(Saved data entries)
+++++

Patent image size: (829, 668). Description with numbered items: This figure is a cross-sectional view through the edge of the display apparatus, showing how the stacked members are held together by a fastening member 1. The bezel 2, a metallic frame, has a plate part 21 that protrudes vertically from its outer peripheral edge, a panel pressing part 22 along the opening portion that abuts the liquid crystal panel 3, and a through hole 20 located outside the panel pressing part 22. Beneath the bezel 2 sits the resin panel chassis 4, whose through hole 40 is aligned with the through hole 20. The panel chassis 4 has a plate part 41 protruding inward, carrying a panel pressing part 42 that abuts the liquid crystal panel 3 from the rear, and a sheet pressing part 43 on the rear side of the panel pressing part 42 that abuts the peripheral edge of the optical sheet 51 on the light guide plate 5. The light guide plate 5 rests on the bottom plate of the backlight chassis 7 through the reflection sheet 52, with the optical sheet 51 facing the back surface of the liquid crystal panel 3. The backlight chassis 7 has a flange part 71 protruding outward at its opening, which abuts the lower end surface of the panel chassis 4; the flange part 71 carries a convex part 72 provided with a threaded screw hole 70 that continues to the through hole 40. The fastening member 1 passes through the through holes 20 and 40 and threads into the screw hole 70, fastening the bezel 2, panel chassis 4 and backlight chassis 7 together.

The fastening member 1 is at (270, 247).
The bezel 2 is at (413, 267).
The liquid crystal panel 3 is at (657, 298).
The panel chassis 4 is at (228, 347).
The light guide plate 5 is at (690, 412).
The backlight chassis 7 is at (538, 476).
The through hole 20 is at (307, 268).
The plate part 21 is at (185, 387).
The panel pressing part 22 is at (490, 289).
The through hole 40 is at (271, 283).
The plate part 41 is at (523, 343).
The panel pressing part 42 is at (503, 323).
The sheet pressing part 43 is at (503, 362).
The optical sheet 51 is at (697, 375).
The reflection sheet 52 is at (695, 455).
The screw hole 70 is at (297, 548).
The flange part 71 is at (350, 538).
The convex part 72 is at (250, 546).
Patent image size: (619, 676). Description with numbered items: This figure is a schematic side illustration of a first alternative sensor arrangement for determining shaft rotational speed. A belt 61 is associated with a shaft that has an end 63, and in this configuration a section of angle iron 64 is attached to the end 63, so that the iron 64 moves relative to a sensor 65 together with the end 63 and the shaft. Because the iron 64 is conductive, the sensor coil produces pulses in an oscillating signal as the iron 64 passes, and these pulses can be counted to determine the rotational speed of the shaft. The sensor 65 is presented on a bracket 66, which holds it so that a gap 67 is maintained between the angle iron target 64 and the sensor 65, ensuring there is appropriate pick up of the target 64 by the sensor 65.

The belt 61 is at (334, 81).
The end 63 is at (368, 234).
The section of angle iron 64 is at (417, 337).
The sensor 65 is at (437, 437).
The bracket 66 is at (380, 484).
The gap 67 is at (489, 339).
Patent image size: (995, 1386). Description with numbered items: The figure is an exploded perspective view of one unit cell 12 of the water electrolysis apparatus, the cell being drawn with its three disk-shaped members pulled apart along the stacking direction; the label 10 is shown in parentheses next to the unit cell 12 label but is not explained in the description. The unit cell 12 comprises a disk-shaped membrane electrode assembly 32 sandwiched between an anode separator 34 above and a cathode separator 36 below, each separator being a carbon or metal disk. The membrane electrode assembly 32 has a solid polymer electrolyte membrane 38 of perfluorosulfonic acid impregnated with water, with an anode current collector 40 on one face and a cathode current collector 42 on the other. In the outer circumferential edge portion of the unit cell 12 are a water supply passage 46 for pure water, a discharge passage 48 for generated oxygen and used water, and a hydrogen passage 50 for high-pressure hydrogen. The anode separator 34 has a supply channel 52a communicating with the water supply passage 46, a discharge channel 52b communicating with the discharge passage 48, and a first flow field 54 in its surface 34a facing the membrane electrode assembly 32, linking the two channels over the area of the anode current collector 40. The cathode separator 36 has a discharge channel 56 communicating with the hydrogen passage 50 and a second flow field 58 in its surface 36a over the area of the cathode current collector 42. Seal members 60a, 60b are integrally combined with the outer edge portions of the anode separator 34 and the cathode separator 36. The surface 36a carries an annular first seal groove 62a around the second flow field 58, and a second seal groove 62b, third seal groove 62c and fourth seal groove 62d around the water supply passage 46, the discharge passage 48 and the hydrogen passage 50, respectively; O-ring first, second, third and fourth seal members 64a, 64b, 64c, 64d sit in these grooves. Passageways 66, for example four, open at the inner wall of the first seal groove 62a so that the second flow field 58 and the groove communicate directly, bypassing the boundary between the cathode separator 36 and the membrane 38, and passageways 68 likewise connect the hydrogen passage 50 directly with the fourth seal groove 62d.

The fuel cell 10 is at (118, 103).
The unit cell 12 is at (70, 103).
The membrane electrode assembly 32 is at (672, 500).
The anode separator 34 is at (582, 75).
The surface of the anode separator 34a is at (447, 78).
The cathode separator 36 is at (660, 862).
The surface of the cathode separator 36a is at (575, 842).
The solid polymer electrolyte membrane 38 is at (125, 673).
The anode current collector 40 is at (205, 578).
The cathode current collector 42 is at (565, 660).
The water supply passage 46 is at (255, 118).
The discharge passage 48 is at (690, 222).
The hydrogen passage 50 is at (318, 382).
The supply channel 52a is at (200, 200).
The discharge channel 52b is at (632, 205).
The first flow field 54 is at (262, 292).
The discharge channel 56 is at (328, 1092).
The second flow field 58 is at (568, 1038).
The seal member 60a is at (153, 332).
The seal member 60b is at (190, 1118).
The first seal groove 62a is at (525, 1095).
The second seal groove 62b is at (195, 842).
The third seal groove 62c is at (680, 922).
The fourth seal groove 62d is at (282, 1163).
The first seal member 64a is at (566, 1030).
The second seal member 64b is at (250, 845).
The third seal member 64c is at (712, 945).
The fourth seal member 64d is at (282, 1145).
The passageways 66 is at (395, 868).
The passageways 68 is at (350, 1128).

+++++

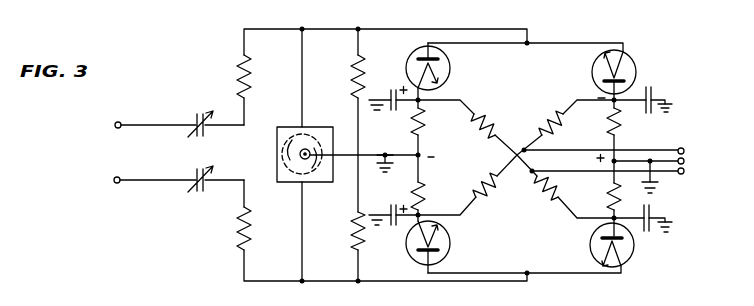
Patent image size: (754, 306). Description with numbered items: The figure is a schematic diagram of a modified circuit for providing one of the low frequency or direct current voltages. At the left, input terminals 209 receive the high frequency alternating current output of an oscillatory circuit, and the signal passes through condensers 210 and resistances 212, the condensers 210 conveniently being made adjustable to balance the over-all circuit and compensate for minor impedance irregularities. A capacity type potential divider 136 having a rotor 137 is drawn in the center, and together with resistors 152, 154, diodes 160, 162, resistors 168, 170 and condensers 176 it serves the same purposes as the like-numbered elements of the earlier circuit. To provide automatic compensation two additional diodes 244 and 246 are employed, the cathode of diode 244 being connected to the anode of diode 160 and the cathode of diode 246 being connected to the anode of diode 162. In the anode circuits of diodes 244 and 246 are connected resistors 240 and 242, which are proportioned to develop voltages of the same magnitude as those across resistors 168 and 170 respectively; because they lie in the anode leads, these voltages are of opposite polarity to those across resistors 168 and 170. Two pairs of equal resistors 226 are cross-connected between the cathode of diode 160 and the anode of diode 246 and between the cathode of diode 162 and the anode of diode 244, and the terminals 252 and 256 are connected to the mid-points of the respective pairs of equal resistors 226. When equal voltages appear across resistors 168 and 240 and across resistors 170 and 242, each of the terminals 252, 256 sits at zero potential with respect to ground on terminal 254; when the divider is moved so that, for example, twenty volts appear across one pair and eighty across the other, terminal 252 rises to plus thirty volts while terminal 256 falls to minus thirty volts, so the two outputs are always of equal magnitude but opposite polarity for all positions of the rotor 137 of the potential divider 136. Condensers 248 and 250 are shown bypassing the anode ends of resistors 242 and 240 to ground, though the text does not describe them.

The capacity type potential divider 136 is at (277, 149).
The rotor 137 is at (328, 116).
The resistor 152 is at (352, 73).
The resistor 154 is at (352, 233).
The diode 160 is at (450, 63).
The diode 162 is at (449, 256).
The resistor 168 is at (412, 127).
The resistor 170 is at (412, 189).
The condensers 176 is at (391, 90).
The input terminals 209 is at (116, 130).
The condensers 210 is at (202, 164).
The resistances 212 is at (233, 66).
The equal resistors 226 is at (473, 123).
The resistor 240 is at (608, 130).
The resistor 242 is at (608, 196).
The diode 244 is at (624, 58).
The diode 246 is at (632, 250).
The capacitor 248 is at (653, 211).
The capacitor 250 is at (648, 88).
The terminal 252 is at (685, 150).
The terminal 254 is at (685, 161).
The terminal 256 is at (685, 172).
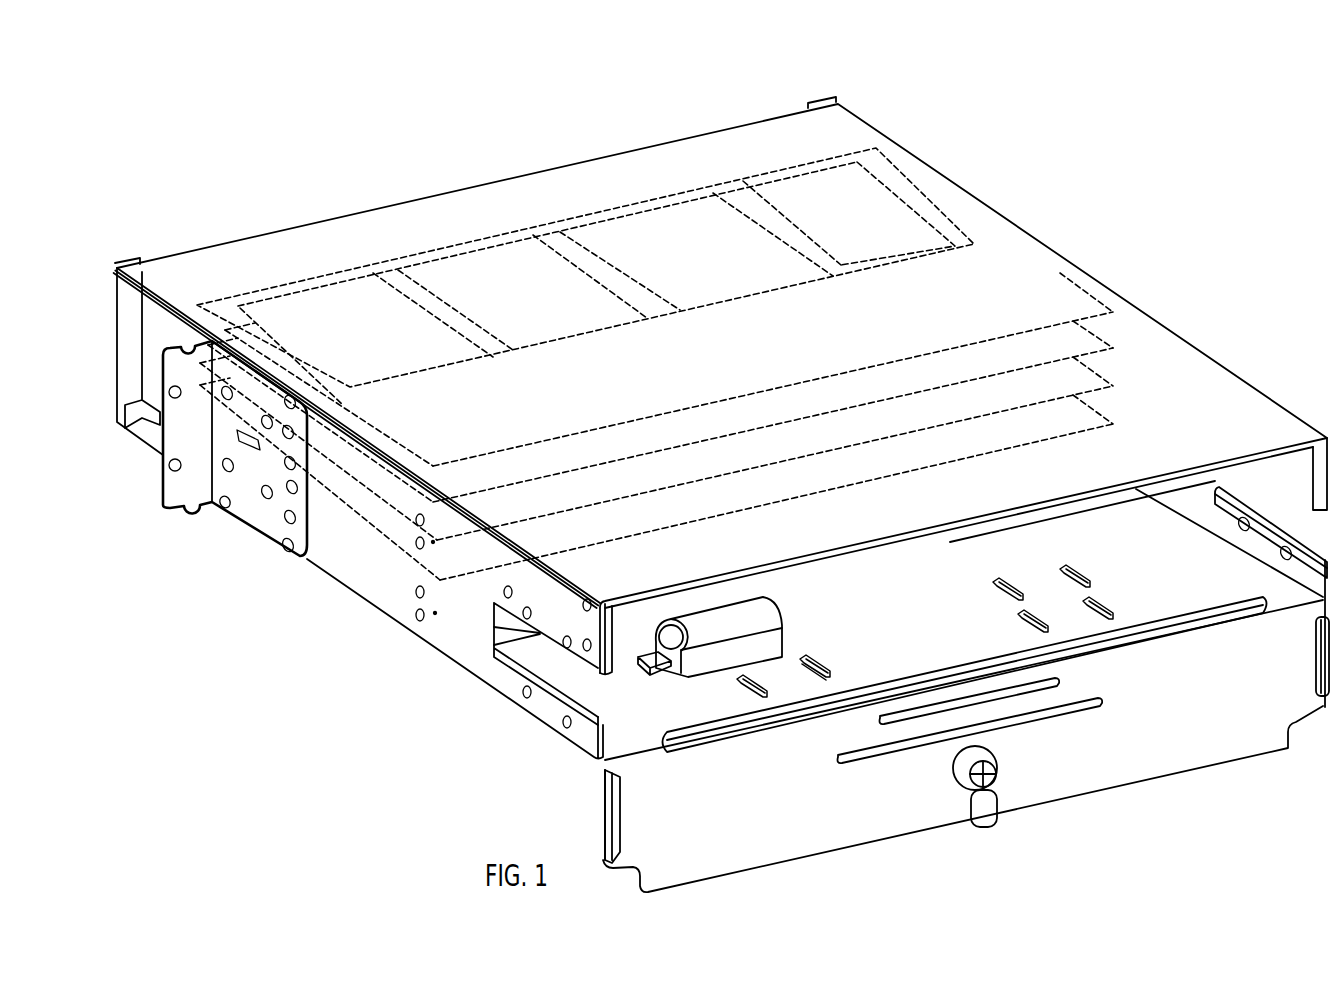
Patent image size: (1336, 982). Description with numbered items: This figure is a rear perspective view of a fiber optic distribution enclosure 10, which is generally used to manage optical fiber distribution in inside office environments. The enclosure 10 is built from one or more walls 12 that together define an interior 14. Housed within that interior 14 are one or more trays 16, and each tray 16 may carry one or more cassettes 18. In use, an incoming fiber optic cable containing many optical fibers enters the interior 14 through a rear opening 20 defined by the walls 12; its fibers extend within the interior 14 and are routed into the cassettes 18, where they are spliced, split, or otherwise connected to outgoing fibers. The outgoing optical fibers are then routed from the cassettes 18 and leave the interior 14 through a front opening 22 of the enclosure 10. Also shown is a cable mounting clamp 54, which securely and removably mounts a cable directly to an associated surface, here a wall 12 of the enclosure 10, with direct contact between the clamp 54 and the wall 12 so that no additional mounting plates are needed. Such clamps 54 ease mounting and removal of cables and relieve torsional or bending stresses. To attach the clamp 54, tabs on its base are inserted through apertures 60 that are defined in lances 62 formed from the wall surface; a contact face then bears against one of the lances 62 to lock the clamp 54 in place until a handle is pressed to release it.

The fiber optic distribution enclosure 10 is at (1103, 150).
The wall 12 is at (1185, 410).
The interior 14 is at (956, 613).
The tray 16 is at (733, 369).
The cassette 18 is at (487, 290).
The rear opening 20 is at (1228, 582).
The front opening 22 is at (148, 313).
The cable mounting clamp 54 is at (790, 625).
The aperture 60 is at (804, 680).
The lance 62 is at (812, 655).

+++++

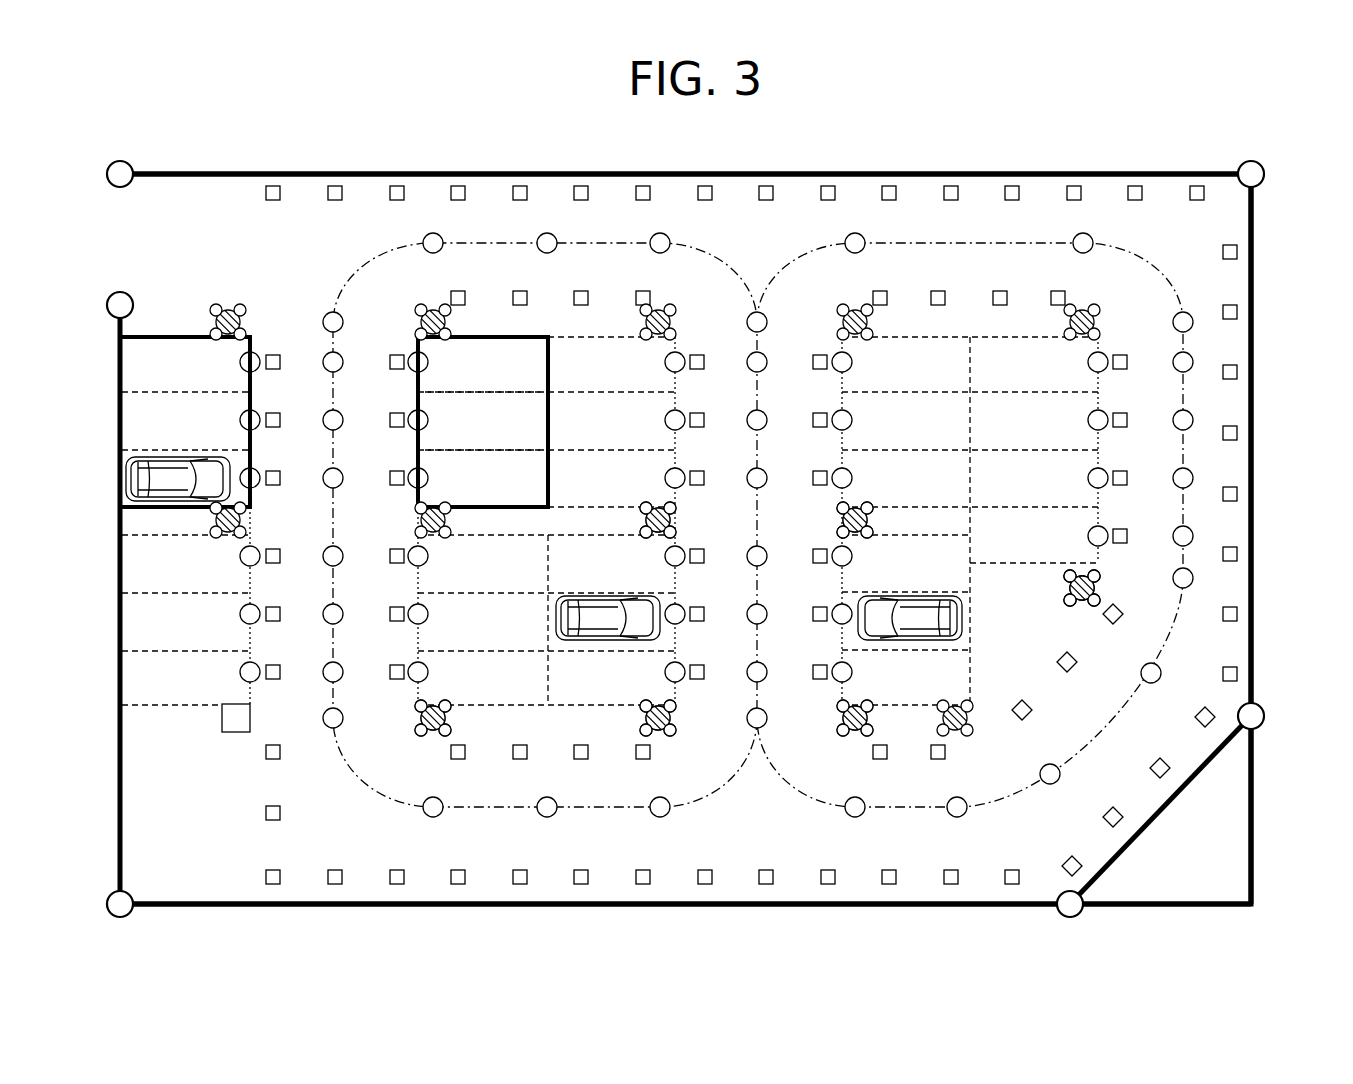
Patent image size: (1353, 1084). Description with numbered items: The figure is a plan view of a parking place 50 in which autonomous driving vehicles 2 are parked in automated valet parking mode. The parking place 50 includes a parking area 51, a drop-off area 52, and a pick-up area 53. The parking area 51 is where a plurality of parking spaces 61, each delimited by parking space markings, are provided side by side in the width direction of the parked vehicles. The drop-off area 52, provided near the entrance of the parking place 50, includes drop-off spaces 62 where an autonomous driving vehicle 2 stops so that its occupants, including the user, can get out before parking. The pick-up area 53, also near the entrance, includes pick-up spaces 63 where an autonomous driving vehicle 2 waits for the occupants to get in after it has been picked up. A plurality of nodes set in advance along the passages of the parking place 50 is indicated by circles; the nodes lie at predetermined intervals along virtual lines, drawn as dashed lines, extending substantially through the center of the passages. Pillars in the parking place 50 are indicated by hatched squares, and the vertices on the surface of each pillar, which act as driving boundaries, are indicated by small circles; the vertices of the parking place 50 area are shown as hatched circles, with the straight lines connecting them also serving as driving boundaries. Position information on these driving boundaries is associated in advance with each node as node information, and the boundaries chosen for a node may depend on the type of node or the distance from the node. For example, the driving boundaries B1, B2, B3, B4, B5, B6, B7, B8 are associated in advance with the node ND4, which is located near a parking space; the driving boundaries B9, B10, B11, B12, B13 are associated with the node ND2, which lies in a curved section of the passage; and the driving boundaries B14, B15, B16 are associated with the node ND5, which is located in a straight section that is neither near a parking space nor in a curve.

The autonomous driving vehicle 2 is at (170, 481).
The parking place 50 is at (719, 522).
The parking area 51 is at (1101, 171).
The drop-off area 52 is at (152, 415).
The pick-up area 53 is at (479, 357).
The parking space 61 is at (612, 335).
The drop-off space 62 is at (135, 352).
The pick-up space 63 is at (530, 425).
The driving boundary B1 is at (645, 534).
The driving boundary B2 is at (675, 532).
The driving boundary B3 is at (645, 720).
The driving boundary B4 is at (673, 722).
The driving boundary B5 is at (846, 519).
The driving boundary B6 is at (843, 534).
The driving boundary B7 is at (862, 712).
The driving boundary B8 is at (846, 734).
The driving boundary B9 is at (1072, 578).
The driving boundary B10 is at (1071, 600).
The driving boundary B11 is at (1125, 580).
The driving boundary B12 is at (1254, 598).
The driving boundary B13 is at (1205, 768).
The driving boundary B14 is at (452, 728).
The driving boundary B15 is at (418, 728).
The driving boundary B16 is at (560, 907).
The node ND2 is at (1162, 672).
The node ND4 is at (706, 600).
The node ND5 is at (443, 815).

+++++

**SHORT PROBLEM**:
From the records, return every line that contains the word "angle".

**RESULT FOR THIS EXERCISE**:
Patent image size: (619, 676). Description with numbered items: This figure is a schematic side illustration of a first alternative sensor arrangement for determining shaft rotational speed. A belt 61 is associated with a shaft that has an end 63, and in this configuration a section of angle iron 64 is attached to the end 63, so that the iron 64 moves relative to a sensor 65 together with the end 63 and the shaft. Because the iron 64 is conductive, the sensor coil produces pulses in an oscillating signal as the iron 64 passes, and these pulses can be counted to determine the rotational speed of the shaft. The sensor 65 is presented on a bracket 66, which holds it so that a gap 67 is maintained between the angle iron target 64 and the sensor 65, ensuring there is appropriate pick up of the target 64 by the sensor 65.
The section of angle iron 64 is at (417, 337).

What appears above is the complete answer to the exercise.